*** TEXTE SOURCE

C’est vrai, après tout, pourquoi ?
J’aurais pu faire une demande de visa pour la Chine à Paris, où j’aurais eu accès à une photocopieuse, une imprimante, des fonctionnaires mal lunés mais qui parlent français, et trois fois moins de paperasse à remplir. Mais franchement, est-ce que ça aurait été rigolo ? Non.
Alors que là, j’ai dû entrer en contact avec l’ambassadeur de France en Inde, l’ambassadeur de Chine en Inde, trouver un endroit pour faire photocopier mon passeport sous toutes ses coutures mais en un seul exemplaire (oui, parce que si j’en avais voulu 100, ça aurait été un jeu d’enfant, mais pour une seule photocopie… faut chercher), me faire envoyer des attestations d’assurance en-anglais-s’il-vous-plaît, passer quelques heures sur internet et traverser tout Delhi pas moins de 4 fois. Bien plus amusant, tout ça !

******
*** MATÉRIEL FOURNI

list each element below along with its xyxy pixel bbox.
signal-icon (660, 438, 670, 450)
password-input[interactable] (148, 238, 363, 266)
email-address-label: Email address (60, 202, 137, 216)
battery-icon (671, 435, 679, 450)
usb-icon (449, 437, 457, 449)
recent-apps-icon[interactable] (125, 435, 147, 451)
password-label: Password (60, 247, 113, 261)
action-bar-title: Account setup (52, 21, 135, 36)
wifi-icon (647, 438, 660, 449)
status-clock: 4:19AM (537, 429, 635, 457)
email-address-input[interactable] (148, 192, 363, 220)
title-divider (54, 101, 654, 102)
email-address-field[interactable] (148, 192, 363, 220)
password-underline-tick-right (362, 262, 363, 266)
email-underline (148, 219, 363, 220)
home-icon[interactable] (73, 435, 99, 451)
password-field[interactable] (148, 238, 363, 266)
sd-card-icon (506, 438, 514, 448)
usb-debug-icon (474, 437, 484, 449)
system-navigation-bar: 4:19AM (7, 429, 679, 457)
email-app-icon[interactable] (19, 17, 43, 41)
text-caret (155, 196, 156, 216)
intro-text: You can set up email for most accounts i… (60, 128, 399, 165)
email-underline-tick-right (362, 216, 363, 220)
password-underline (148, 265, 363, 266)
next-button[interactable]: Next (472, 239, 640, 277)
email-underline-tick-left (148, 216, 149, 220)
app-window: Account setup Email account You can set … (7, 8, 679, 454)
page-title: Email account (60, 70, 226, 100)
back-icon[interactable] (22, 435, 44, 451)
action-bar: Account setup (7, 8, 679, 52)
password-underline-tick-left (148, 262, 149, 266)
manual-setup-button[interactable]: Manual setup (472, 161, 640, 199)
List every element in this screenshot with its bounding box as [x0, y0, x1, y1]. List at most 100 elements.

******
*** MATÉRIEL FOURNI

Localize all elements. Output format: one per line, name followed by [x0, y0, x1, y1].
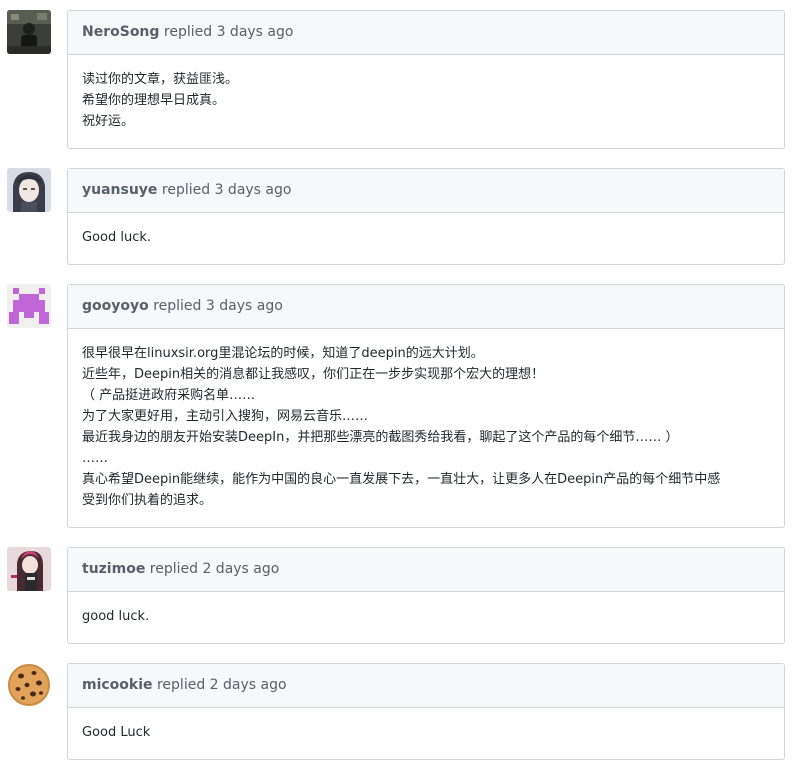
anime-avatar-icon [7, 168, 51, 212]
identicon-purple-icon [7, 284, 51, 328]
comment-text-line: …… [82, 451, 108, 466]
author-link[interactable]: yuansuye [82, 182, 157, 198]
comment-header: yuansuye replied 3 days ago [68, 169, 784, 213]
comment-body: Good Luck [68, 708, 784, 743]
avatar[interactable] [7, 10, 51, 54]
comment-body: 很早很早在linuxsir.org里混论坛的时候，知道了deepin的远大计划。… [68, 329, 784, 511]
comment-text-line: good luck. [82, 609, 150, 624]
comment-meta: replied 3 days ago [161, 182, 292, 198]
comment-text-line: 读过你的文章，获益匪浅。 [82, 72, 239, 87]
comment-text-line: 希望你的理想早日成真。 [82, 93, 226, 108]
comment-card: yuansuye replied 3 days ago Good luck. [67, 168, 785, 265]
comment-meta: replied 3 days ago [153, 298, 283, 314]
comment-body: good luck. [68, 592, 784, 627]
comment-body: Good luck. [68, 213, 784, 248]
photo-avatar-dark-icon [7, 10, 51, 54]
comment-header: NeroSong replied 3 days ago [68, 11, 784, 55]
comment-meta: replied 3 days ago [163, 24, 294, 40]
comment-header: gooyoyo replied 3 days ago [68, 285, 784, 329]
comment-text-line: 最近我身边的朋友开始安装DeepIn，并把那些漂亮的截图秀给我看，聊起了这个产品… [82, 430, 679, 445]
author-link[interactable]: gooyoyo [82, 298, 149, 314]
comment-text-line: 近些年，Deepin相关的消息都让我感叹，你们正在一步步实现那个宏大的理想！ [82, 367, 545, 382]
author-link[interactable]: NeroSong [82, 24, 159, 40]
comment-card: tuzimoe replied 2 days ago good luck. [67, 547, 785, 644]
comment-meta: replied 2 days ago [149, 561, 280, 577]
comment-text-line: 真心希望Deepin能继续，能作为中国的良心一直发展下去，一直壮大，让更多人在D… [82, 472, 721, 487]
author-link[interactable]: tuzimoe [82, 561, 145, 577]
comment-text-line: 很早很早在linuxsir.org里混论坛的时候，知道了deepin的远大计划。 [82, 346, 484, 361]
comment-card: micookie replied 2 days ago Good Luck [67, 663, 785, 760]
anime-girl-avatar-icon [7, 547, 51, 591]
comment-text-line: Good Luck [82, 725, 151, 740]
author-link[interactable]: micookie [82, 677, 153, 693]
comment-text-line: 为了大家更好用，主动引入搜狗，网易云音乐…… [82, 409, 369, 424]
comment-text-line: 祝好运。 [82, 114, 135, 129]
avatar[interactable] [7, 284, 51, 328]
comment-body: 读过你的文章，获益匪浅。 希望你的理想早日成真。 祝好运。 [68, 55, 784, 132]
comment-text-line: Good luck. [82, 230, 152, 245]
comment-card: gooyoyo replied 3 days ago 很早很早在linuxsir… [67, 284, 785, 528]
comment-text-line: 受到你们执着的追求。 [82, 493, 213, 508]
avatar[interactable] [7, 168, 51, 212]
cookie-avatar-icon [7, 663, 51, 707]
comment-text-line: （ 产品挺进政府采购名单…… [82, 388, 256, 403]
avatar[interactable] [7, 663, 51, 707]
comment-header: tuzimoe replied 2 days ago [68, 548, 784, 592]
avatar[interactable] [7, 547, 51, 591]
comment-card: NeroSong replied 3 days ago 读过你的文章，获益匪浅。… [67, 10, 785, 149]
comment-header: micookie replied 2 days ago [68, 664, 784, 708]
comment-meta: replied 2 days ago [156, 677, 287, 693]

******

OBJECTIFS:
- a) Selon le texte source, combien de fois a-t-il fallu traverser Delhi ?
- b) Recopiez fidèlement le passage du texte source qui va de « Alors que là, j’ai » à « amusant, tout ça ! ».

LES RÉPONSES:
- a) Pas moins de quatre fois.

- b)
Alors que là, j’ai dû entrer en contact avec l’ambassadeur de France en Inde, l’ambassadeur de Chine en Inde, trouver un endroit pour faire photocopier mon passeport sous toutes ses coutures mais en un seul exemplaire (oui, parce que si j’en avais voulu 100, ça aurait été un jeu d’enfant, mais pour une seule photocopie… faut chercher), me faire envoyer des attestations d’assurance en-anglais-s’il-vous-plaît, passer quelques heures sur internet et traverser tout Delhi pas moins de 4 fois. Bien plus amusant, tout ça !